::: The input :::

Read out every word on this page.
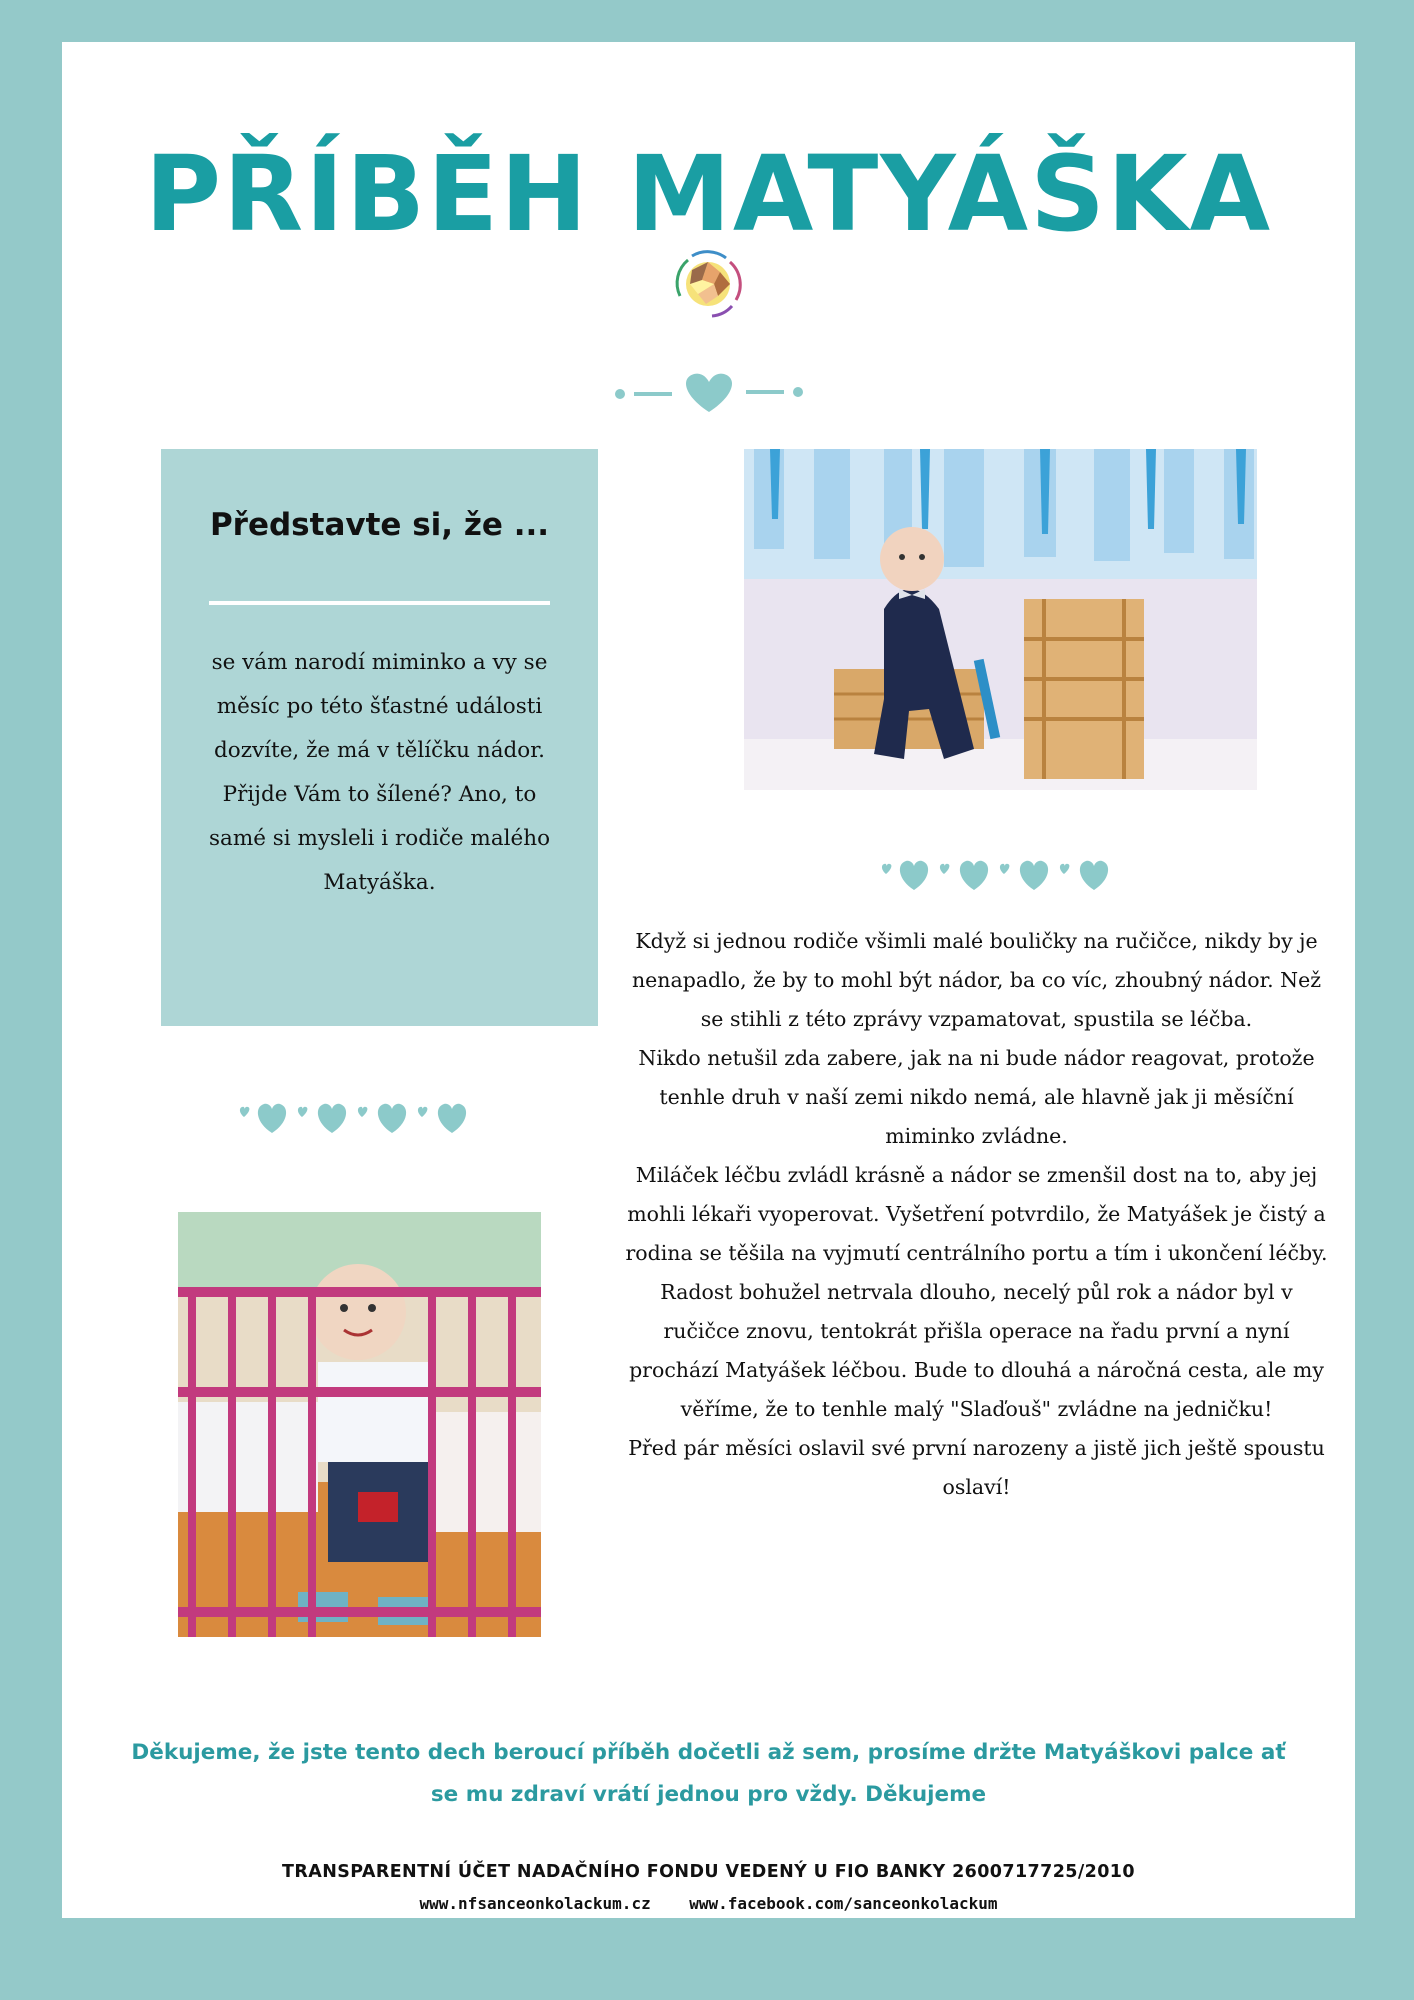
PŘÍBĚH MATYÁŠKA
Představte si, že ...
se vám narodí miminko a vy se měsíc po této šťastné události dozvíte, že má v tělíčku nádor. Přijde Vám to šílené? Ano, to samé si mysleli i rodiče malého Matyáška.

Když si jednou rodiče všimli malé bouličky na ručičce, nikdy by je nenapadlo, že by to mohl být nádor, ba co víc, zhoubný nádor. Než se stihli z této zprávy vzpamatovat, spustila se léčba.

Nikdo netušil zda zabere, jak na ni bude nádor reagovat, protože tenhle druh v naší zemi nikdo nemá, ale hlavně jak ji měsíční miminko zvládne.

Miláček léčbu zvládl krásně a nádor se zmenšil dost na to, aby jej mohli lékaři vyoperovat. Vyšetření potvrdilo, že Matyášek je čistý a rodina se těšila na vyjmutí centrálního portu a tím i ukončení léčby.

Radost bohužel netrvala dlouho, necelý půl rok a nádor byl v ručičce znovu, tentokrát přišla operace na řadu první a nyní prochází Matyášek léčbou. Bude to dlouhá a náročná cesta, ale my věříme, že to tenhle malý "Slaďouš" zvládne na jedničku!

Před pár měsíci oslavil své první narozeny a jistě jich ještě spoustu oslaví!

Děkujeme, že jste tento dech beroucí příběh dočetli až sem, prosíme držte Matyáškovi palce ať se mu zdraví vrátí jednou pro vždy. Děkujeme
TRANSPARENTNÍ ÚČET NADAČNÍHO FONDU VEDENÝ U FIO BANKY 2600717725/2010
www.nfsanceonkolackum.cz www.facebook.com/sanceonkolackum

:::

What to work on -> Pictures in the records should not appear in your copy, but everything else must be transcribed exactly.

Response ->
Read out every word on this page.
PŘÍBĚH MATYÁŠKA
Představte si, že ...
se vám narodí miminko a vy se měsíc po této šťastné události dozvíte, že má v tělíčku nádor. Přijde Vám to šílené? Ano, to samé si mysleli i rodiče malého Matyáška.

Když si jednou rodiče všimli malé bouličky na ručičce, nikdy by je nenapadlo, že by to mohl být nádor, ba co víc, zhoubný nádor. Než se stihli z této zprávy vzpamatovat, spustila se léčba.

Nikdo netušil zda zabere, jak na ni bude nádor reagovat, protože tenhle druh v naší zemi nikdo nemá, ale hlavně jak ji měsíční miminko zvládne.

Miláček léčbu zvládl krásně a nádor se zmenšil dost na to, aby jej mohli lékaři vyoperovat. Vyšetření potvrdilo, že Matyášek je čistý a rodina se těšila na vyjmutí centrálního portu a tím i ukončení léčby.

Radost bohužel netrvala dlouho, necelý půl rok a nádor byl v ručičce znovu, tentokrát přišla operace na řadu první a nyní prochází Matyášek léčbou. Bude to dlouhá a náročná cesta, ale my věříme, že to tenhle malý "Slaďouš" zvládne na jedničku!

Před pár měsíci oslavil své první narozeny a jistě jich ještě spoustu oslaví!

Děkujeme, že jste tento dech beroucí příběh dočetli až sem, prosíme držte Matyáškovi palce ať se mu zdraví vrátí jednou pro vždy. Děkujeme
TRANSPARENTNÍ ÚČET NADAČNÍHO FONDU VEDENÝ U FIO BANKY 2600717725/2010
www.nfsanceonkolackum.cz www.facebook.com/sanceonkolackum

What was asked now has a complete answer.